[Some records]
##########

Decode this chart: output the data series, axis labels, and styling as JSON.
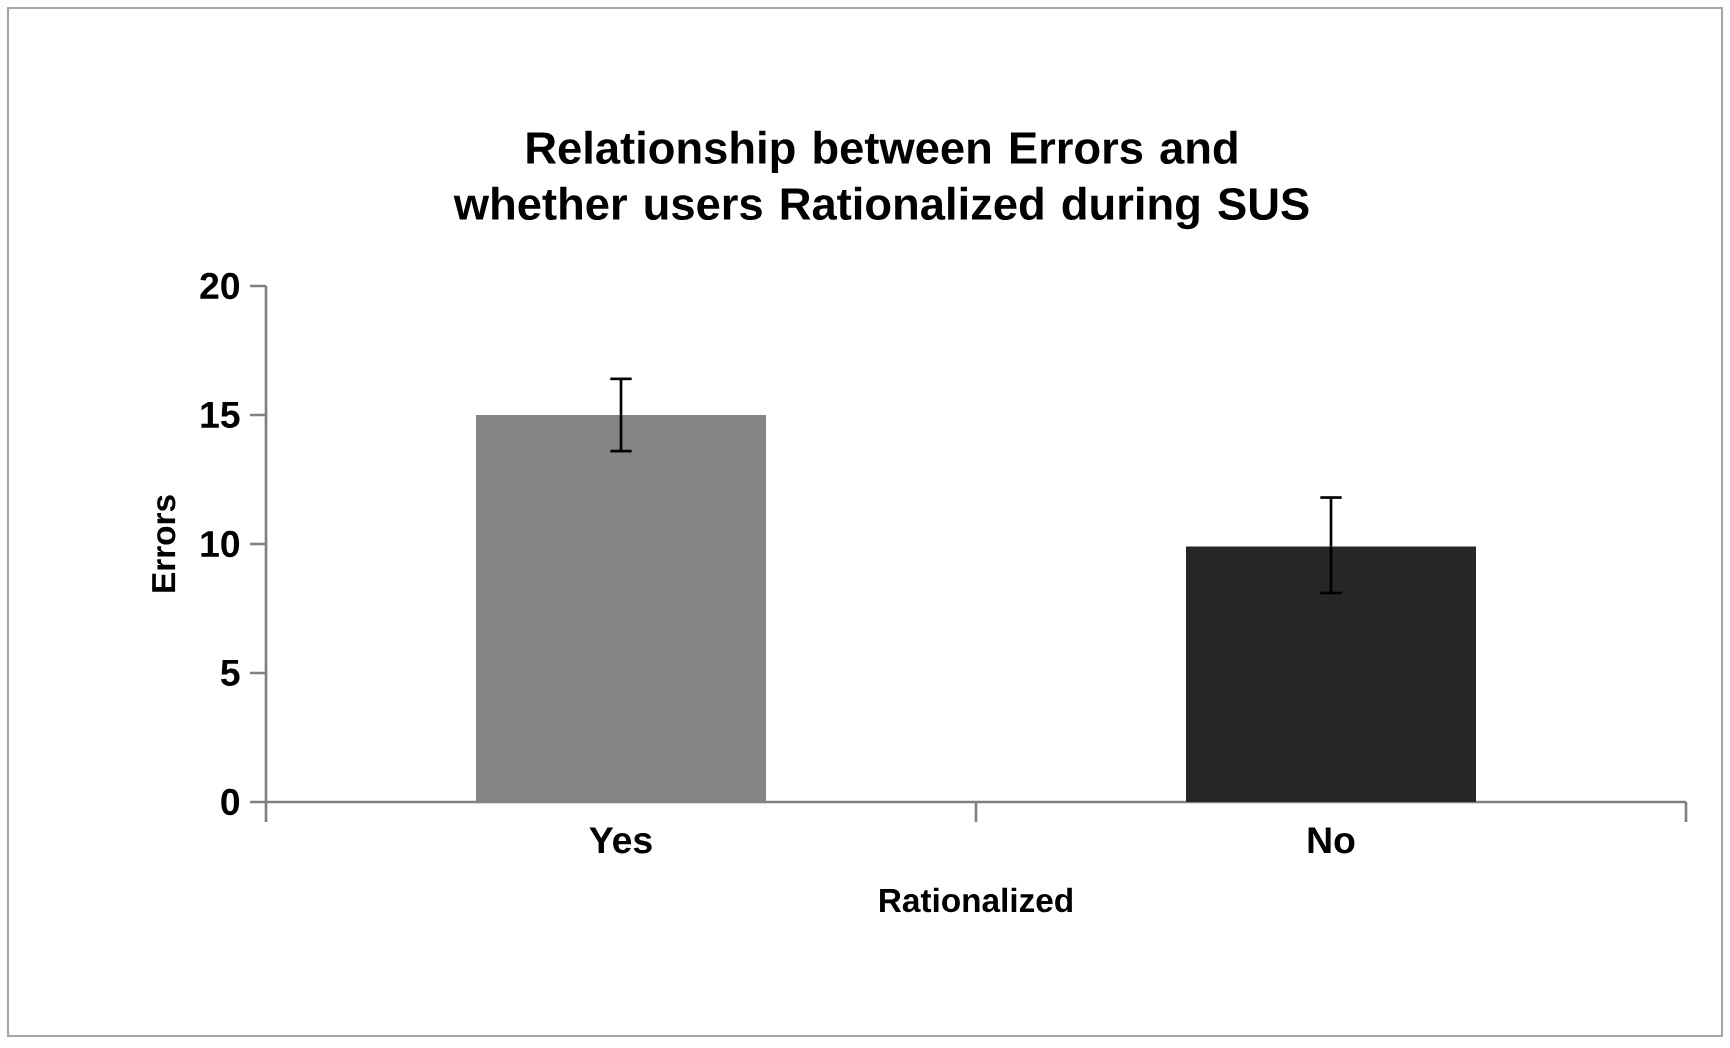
{
  "chart_data": {
    "type": "bar",
    "title": "Relationship between Errors and whether users Rationalized during SUS",
    "xlabel": "Rationalized",
    "ylabel": "Errors",
    "categories": [
      "Yes",
      "No"
    ],
    "values": [
      15,
      9.9
    ],
    "colors": [
      "#858585",
      "#262626"
    ],
    "errors": [
      [
        13.6,
        16.4
      ],
      [
        8.1,
        11.8
      ]
    ],
    "ylim": [
      0,
      20
    ],
    "yticks": [
      0,
      5,
      10,
      15,
      20
    ]
  }
}
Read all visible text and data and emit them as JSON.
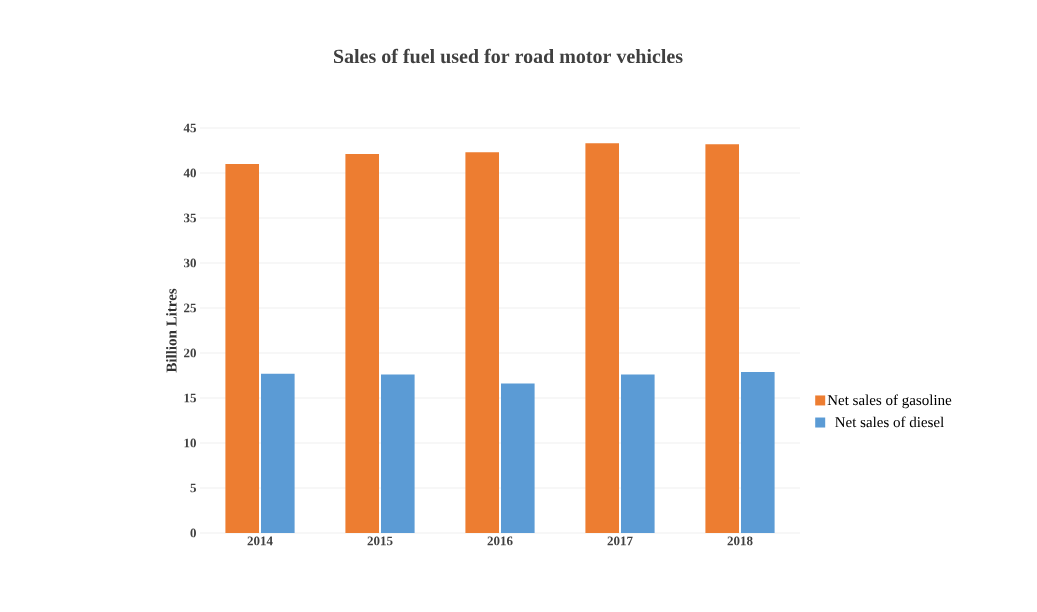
{
  "chart_data": {
    "type": "bar",
    "title": "Sales of fuel used for road motor vehicles",
    "ylabel": "Billion Litres",
    "categories": [
      "2014",
      "2015",
      "2016",
      "2017",
      "2018"
    ],
    "series": [
      {
        "name": "Net sales of gasoline",
        "color": "#ed7d31",
        "values": [
          41.0,
          42.1,
          42.3,
          43.3,
          43.2
        ]
      },
      {
        "name": "Net sales of diesel",
        "color": "#5b9bd5",
        "values": [
          17.7,
          17.6,
          16.6,
          17.6,
          17.9
        ]
      }
    ],
    "ylim": [
      0,
      45
    ],
    "yticks": [
      0,
      5,
      10,
      15,
      20,
      25,
      30,
      35,
      40,
      45
    ],
    "grid": "y",
    "legend": "right"
  }
}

##########

→ **What to work on**
Whenever "JSON" turns up in a line, pick that line out.

→ **Expected answer**
Decode this chart: output the data series, axis labels, and styling as JSON.
Read all visible text and data and emit them as JSON.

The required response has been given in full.